Saved entries
* * * *

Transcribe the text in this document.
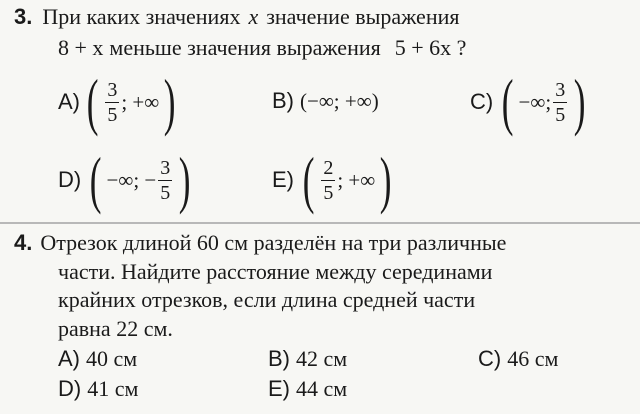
3. При каких значениях x значение выражения
8 + x меньше значения выражения 5 + 6x ?
A) ( $\frac{3}{5}$ ; +∞ )	B) (−∞; +∞)	C) ( −∞; $\frac{3}{5}$ )
D) ( −∞; − $\frac{3}{5}$ )	E) ( $\frac{2}{5}$ ; +∞ )
4. Отрезок длиной 60 см разделён на три различные
части. Найдите расстояние между серединами
крайних отрезков, если длина средней части
равна 22 см.
A) 40 см	B) 42 см	C) 46 см
D) 41 см	E) 44 см
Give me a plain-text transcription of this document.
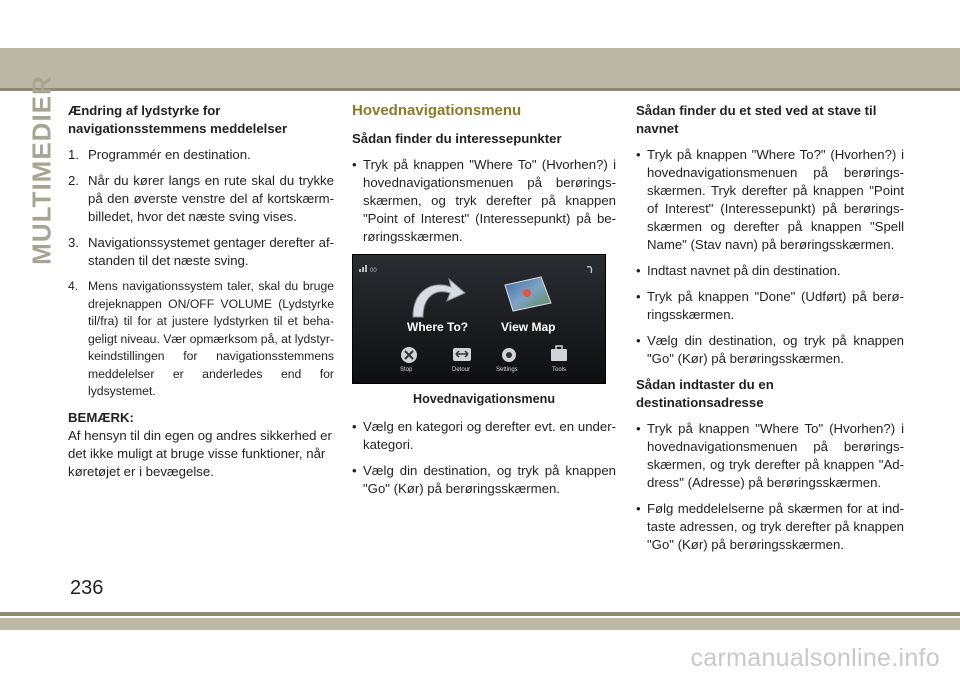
MULTIMEDIER Ændring af lydstyrke for navigationsstemmens meddelelser
1. Programmér en destination.
2. Når du kører langs en rute skal du trykke på den øverste venstre del af kortskærm-billedet, hvor det næste sving vises.
3. Navigationssystemet gentager derefter af-standen til det næste sving.
4. Mens navigationssystem taler, skal du bruge drejeknappen ON/OFF VOLUME (Lydstyrke til/fra) til for at justere lydstyrken til et beha-geligt niveau. Vær opmærksom på, at lydstyr-keindstillingen for navigationsstemmens meddelelser er anderledes end for lydsystemet.
BEMÆRK:

Af hensyn til din egen og andres sikkerhed er det ikke muligt at bruge visse funktioner, når køretøjet er i bevægelse.

Hovednavigationsmenu
Sådan finder du interessepunkter
• Tryk på knappen "Where To" (Hvorhen?) i hovednavigationsmenuen på berørings-skærmen, og tryk derefter på knappen "Point of Interest" (Interessepunkt) på be-røringsskærmen.
00
Where To?	View Map
Stop	Detour	Settings	Tools
Hovednavigationsmenu
• Vælg en kategori og derefter evt. en under-kategori.
• Vælg din destination, og tryk på knappen "Go" (Kør) på berøringsskærmen.
Sådan finder du et sted ved at stave til navnet
• Tryk på knappen "Where To?" (Hvorhen?) i hovednavigationsmenuen på berørings-skærmen. Tryk derefter på knappen "Point of Interest" (Interessepunkt) på berørings-skærmen og derefter på knappen "Spell Name" (Stav navn) på berøringsskærmen.
• Indtast navnet på din destination.
• Tryk på knappen "Done" (Udført) på berø-ringsskærmen.
• Vælg din destination, og tryk på knappen "Go" (Kør) på berøringsskærmen.
Sådan indtaster du en destinationsadresse
• Tryk på knappen "Where To" (Hvorhen?) i hovednavigationsmenuen på berørings-skærmen, og tryk derefter på knappen "Ad-dress" (Adresse) på berøringsskærmen.
• Følg meddelelserne på skærmen for at ind-taste adressen, og tryk derefter på knappen "Go" (Kør) på berøringsskærmen.
236
carmanualsonline.info
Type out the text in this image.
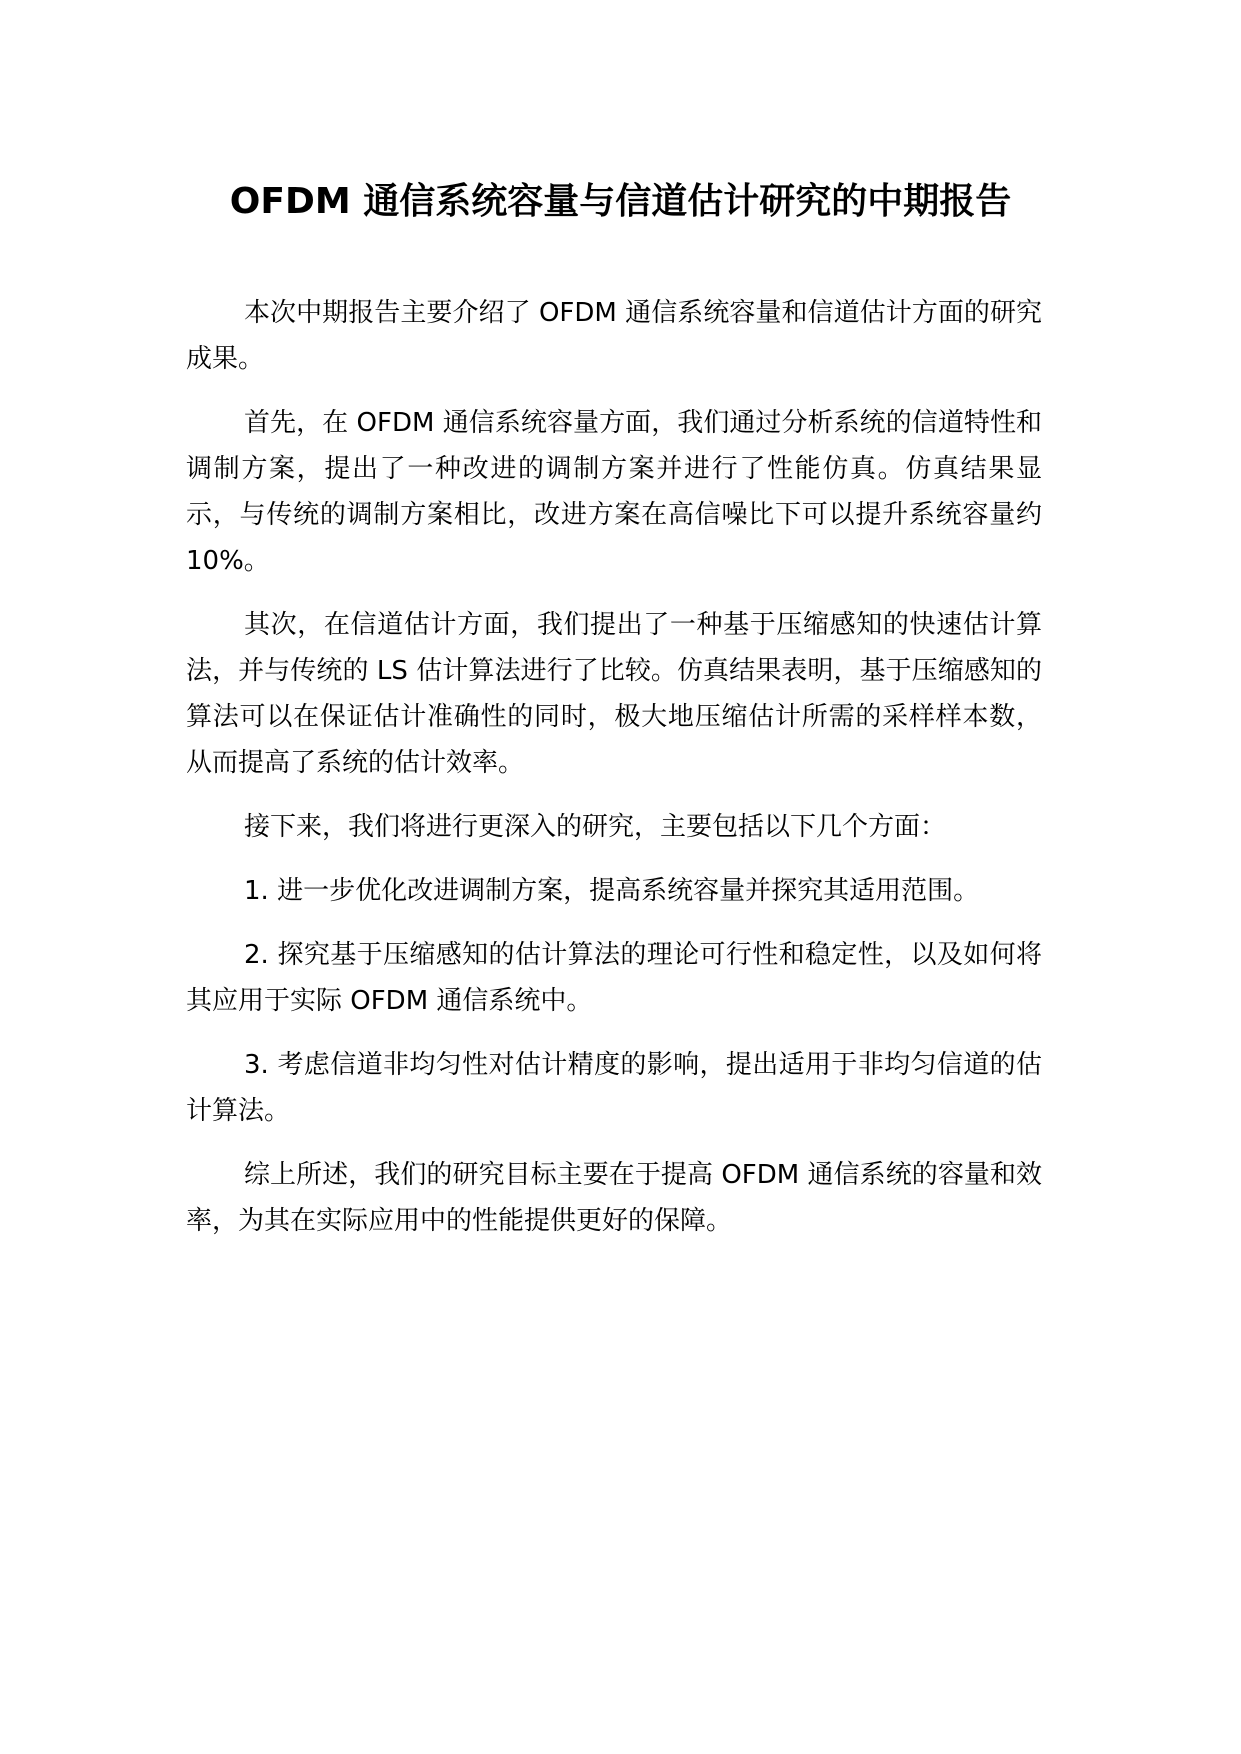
OFDM 通信系统容量与信道估计研究的中期报告

本次中期报告主要介绍了 OFDM 通信系统容量和信道估计方面的研究成果。

首先，在 OFDM 通信系统容量方面，我们通过分析系统的信道特性和调制方案，提出了一种改进的调制方案并进行了性能仿真。仿真结果显示，与传统的调制方案相比，改进方案在高信噪比下可以提升系统容量约 10%。

其次，在信道估计方面，我们提出了一种基于压缩感知的快速估计算法，并与传统的 LS 估计算法进行了比较。仿真结果表明，基于压缩感知的算法可以在保证估计准确性的同时，极大地压缩估计所需的采样样本数，从而提高了系统的估计效率。

接下来，我们将进行更深入的研究，主要包括以下几个方面：

1. 进一步优化改进调制方案，提高系统容量并探究其适用范围。

2. 探究基于压缩感知的估计算法的理论可行性和稳定性，以及如何将其应用于实际 OFDM 通信系统中。

3. 考虑信道非均匀性对估计精度的影响，提出适用于非均匀信道的估计算法。

综上所述，我们的研究目标主要在于提高 OFDM 通信系统的容量和效率，为其在实际应用中的性能提供更好的保障。
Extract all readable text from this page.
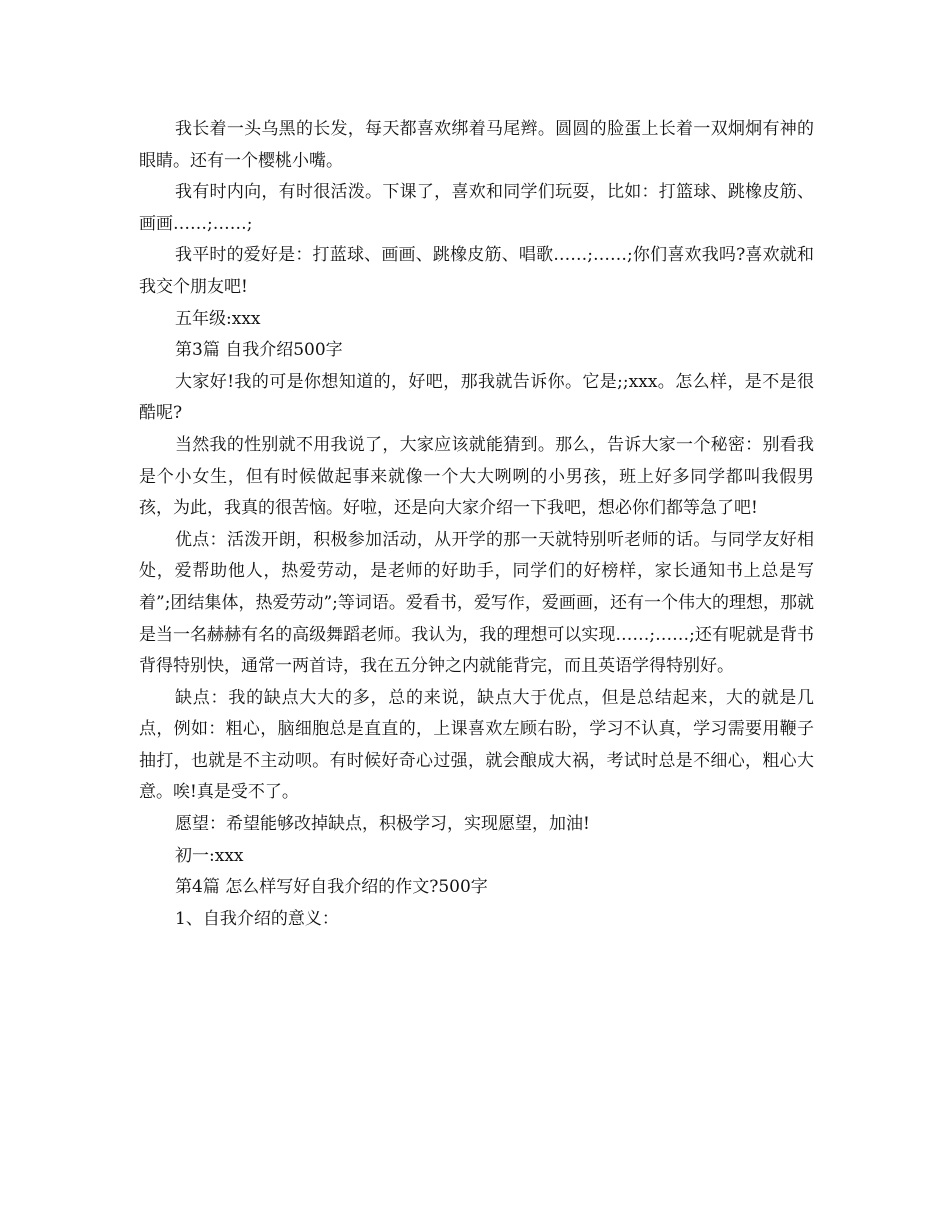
我长着一头乌黑的长发，每天都喜欢绑着马尾辫。圆圆的脸蛋上长着一双炯炯有神的眼睛。还有一个樱桃小嘴。

我有时内向，有时很活泼。下课了，喜欢和同学们玩耍，比如：打篮球、跳橡皮筋、画画……;……;

我平时的爱好是：打蓝球、画画、跳橡皮筋、唱歌……;……;你们喜欢我吗?喜欢就和我交个朋友吧!

五年级:xxx

第3篇 自我介绍500字

大家好!我的可是你想知道的，好吧，那我就告诉你。它是;;xxx。怎么样，是不是很酷呢?

当然我的性别就不用我说了，大家应该就能猜到。那么，告诉大家一个秘密：别看我是个小女生，但有时候做起事来就像一个大大咧咧的小男孩，班上好多同学都叫我假男孩，为此，我真的很苦恼。好啦，还是向大家介绍一下我吧，想必你们都等急了吧!

优点：活泼开朗，积极参加活动，从开学的那一天就特别听老师的话。与同学友好相处，爱帮助他人，热爱劳动，是老师的好助手，同学们的好榜样，家长通知书上总是写着”;团结集体，热爱劳动”;等词语。爱看书，爱写作，爱画画，还有一个伟大的理想，那就是当一名赫赫有名的高级舞蹈老师。我认为，我的理想可以实现……;……;还有呢就是背书背得特别快，通常一两首诗，我在五分钟之内就能背完，而且英语学得特别好。

缺点：我的缺点大大的多，总的来说，缺点大于优点，但是总结起来，大的就是几点，例如：粗心，脑细胞总是直直的，上课喜欢左顾右盼，学习不认真，学习需要用鞭子抽打，也就是不主动呗。有时候好奇心过强，就会酿成大祸，考试时总是不细心，粗心大意。唉!真是受不了。

愿望：希望能够改掉缺点，积极学习，实现愿望，加油!

初一:xxx

第4篇 怎么样写好自我介绍的作文?500字

1、自我介绍的意义：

* * * *

# What the task requires
Lines from the records above that hold "this" are the ones to list.

# Final result
Transcribe the text in this document.
Give me a plain-text transcription of this document.
Type out the text in this image.
Extract all readable text from this page.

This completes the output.